**DIRECTIVE**
Which lines contain the string "this"? Please list every one of them.

Dataset records
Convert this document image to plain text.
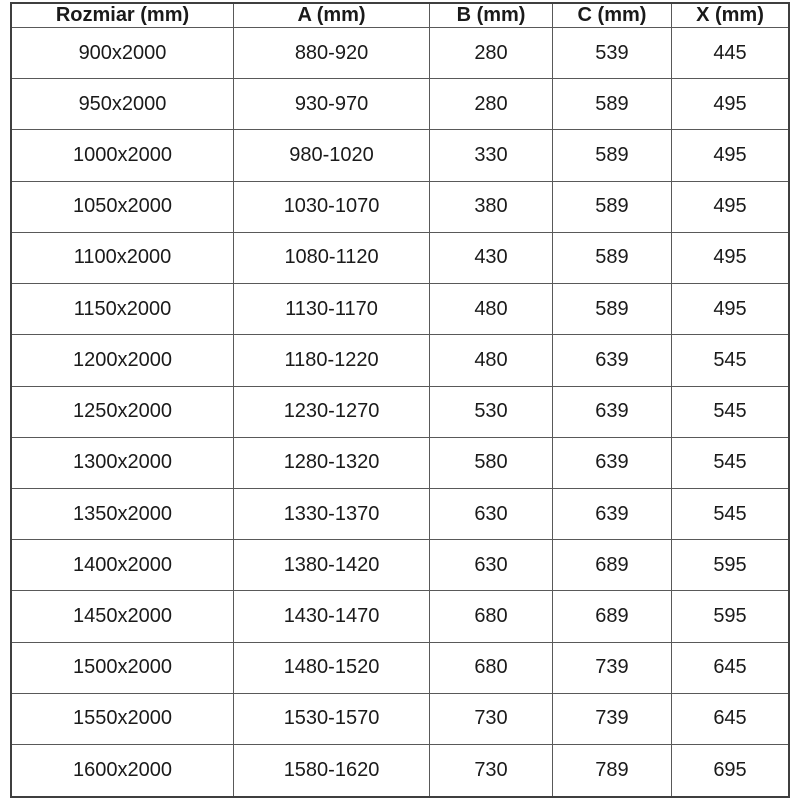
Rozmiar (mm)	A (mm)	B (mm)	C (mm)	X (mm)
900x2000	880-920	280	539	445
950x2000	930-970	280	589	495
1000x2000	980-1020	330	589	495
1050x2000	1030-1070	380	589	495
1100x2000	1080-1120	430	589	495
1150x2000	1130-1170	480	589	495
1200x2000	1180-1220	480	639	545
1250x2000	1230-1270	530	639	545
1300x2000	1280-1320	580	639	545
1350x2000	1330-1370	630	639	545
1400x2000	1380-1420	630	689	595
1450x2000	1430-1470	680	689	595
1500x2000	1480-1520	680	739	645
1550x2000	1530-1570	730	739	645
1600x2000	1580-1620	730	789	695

...

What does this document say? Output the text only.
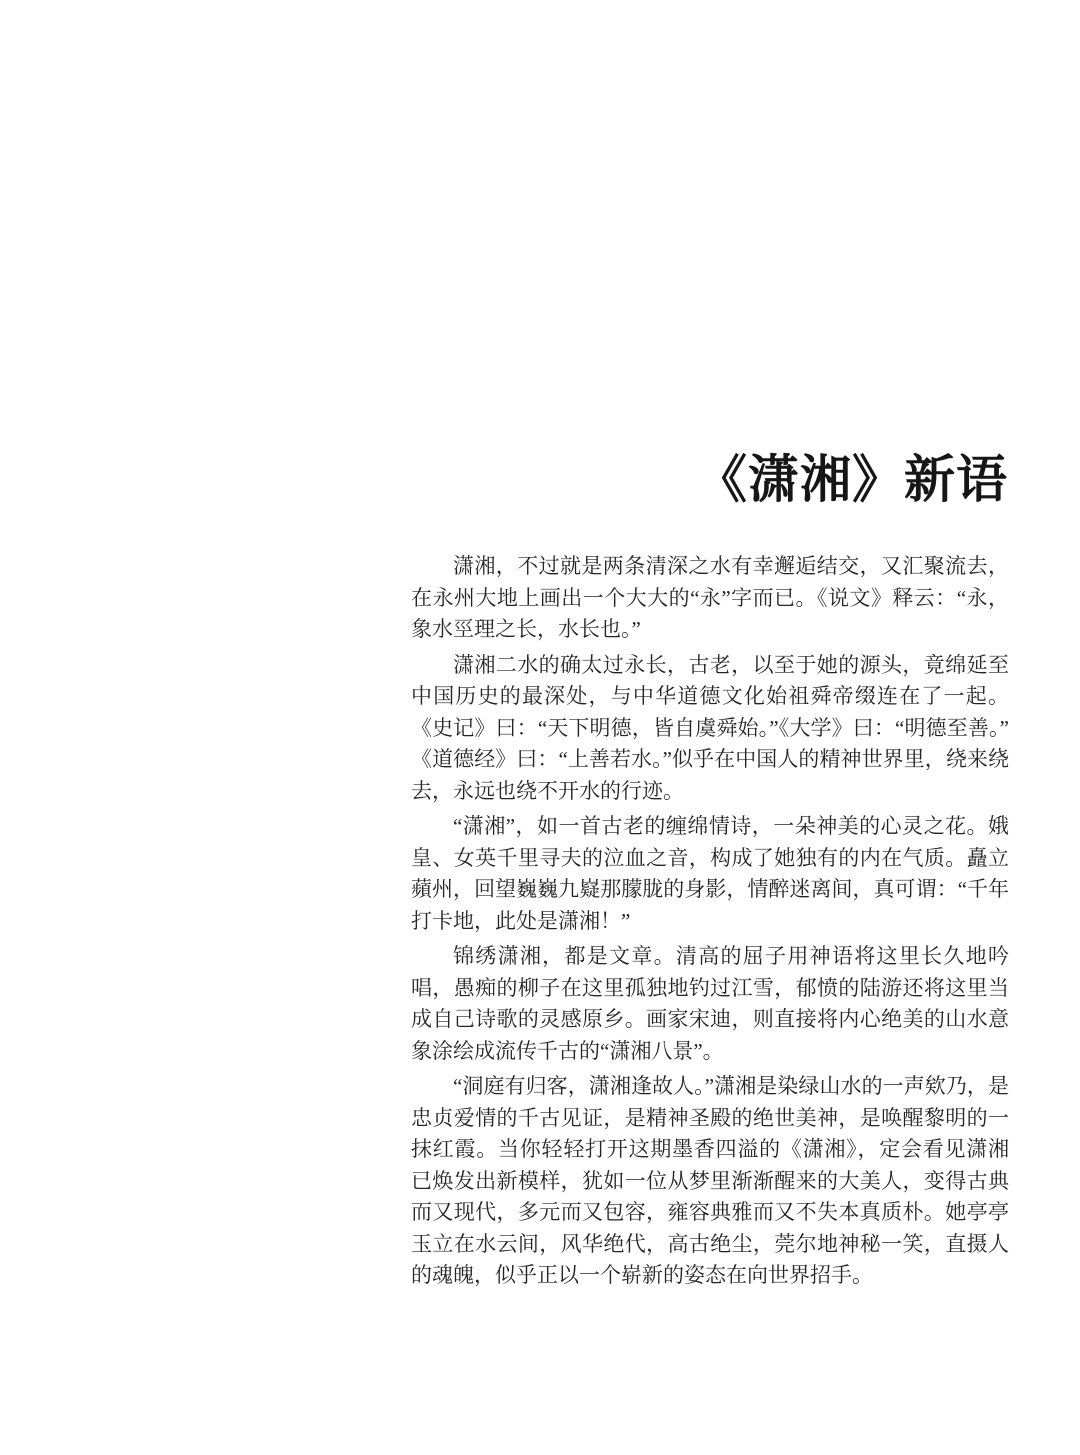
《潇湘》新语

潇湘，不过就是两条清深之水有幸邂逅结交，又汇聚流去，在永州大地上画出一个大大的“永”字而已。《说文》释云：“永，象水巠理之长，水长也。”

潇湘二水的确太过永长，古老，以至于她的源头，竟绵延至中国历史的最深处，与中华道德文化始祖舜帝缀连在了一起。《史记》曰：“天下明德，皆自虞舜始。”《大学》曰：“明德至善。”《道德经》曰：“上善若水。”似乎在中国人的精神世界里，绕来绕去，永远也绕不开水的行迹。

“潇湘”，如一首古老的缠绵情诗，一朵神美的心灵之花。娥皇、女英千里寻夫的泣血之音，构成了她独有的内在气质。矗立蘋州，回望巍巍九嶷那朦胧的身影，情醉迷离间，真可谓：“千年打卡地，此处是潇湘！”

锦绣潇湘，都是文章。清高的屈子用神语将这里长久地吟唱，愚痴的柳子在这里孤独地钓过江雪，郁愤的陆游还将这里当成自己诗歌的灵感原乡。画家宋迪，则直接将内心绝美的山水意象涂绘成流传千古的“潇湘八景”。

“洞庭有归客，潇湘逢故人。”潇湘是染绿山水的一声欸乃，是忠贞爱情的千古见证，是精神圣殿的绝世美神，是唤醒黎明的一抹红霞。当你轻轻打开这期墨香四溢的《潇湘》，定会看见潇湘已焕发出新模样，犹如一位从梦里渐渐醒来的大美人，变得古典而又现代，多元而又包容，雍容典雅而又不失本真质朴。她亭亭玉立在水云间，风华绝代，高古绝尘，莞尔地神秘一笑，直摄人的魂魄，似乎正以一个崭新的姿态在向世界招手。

**TASK SOLUTION**
Convert this document image to plain text.
What does this document say? Output the text only.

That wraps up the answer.